▶ **INSTRUCTIONS TO FOLLOW**
List all lines in the material below that contain "JSON".

▶ **DATA EXTRACT**
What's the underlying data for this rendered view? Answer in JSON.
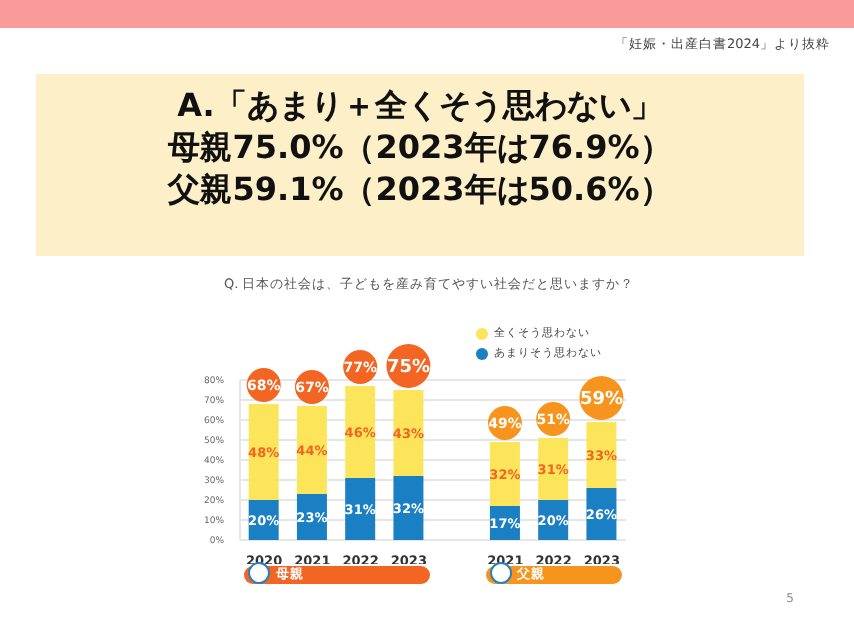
{
  "chart_data": {
    "type": "bar",
    "title": "A.「あまり＋全くそう思わない」",
    "subtitle": "母親75.0%（2023年は76.9%）",
    "categories": [
      "2020",
      "2021",
      "2022",
      "2023",
      null,
      "2021",
      "2022",
      "2023"
    ],
    "series": [
      {
        "name": "あまりそう思わない",
        "color": "#1b7fc4",
        "values": [
          20,
          23,
          31,
          32,
          null,
          17,
          20,
          26
        ],
        "value_labels": [
          "20%",
          "23%",
          "31%",
          "32%",
          null,
          "17%",
          "20%",
          "26%"
        ]
      },
      {
        "name": "全くそう思わない",
        "color": "#fce55a",
        "values": [
          48,
          44,
          46,
          43,
          null,
          32,
          31,
          33
        ],
        "value_labels": [
          "48%",
          "44%",
          "46%",
          "43%",
          null,
          "32%",
          "31%",
          "33%"
        ]
      }
    ],
    "stacked": true,
    "totals": [
      "68%",
      "67%",
      "77%",
      "75%",
      null,
      "49%",
      "51%",
      "59%"
    ],
    "ylim": [
      0,
      80
    ],
    "yticks": [
      {
        "value": 0,
        "label": "0%"
      },
      {
        "value": 10,
        "label": "10%"
      },
      {
        "value": 20,
        "label": "20%"
      },
      {
        "value": 30,
        "label": "30%"
      },
      {
        "value": 40,
        "label": "40%"
      },
      {
        "value": 50,
        "label": "50%"
      },
      {
        "value": 60,
        "label": "60%"
      },
      {
        "value": 70,
        "label": "70%"
      },
      {
        "value": 80,
        "label": "80%"
      }
    ],
    "grid": "y",
    "legend": "top right",
    "annotations": [
      "父親59.1%（2023年は50.6%）",
      "Q. 日本の社会は、子どもを産み育てやすい社会だと思いますか？",
      "母親",
      "父親",
      "「妊娠・出産白書2024」より抜粋",
      "5"
    ]
  }
}
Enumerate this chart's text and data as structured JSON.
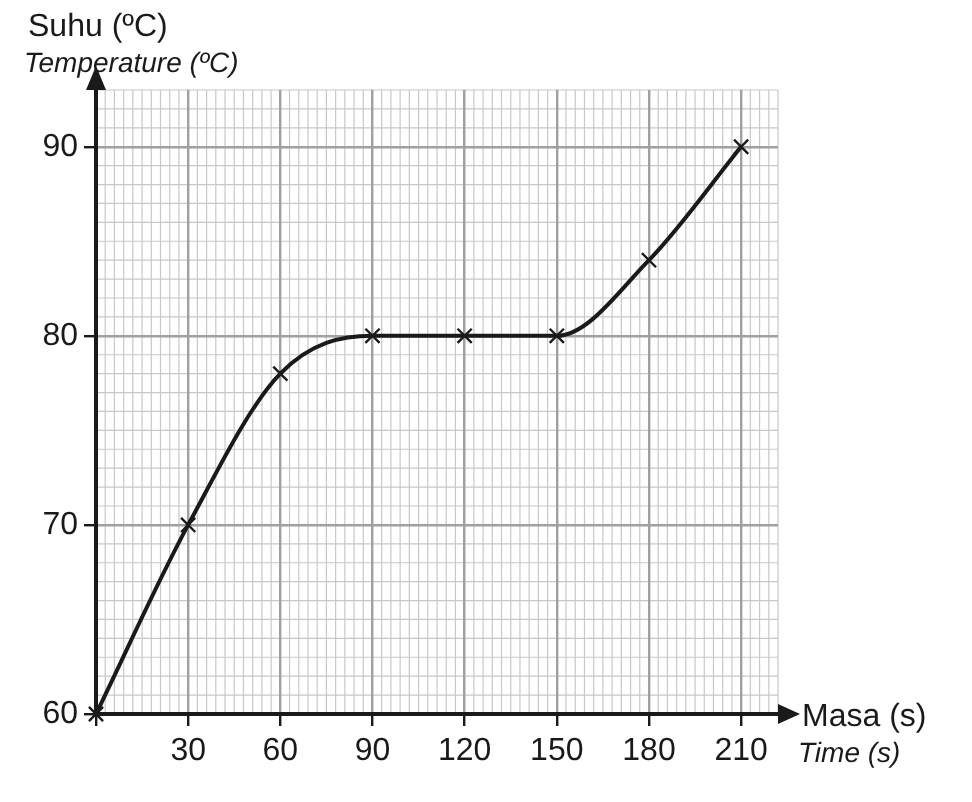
{
  "chart_data": {
    "type": "line",
    "xlabel": "Masa (s)\nTime (s)",
    "ylabel": "Suhu (ºC)\nTemperature (ºC)",
    "x": [
      0,
      30,
      60,
      90,
      120,
      150,
      180,
      210
    ],
    "series": [
      {
        "color": "#1a1a1a",
        "values": [
          60,
          70,
          78,
          80,
          80,
          80,
          84,
          90
        ]
      }
    ],
    "xlim": [
      0,
      222
    ],
    "xticks": [
      {
        "value": 0,
        "label": null
      },
      30,
      60,
      90,
      120,
      150,
      180,
      210
    ],
    "ylim": [
      60,
      93
    ],
    "yticks": [
      60,
      70,
      80,
      90
    ],
    "grid": true,
    "marker": "cross",
    "line_style": "solid",
    "legend": false
  }
}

▶ **OUTPUT BELOW**
What's the underlying data for this rendered view? Answer in JSON.
Enumerate this chart's text and data as structured JSON.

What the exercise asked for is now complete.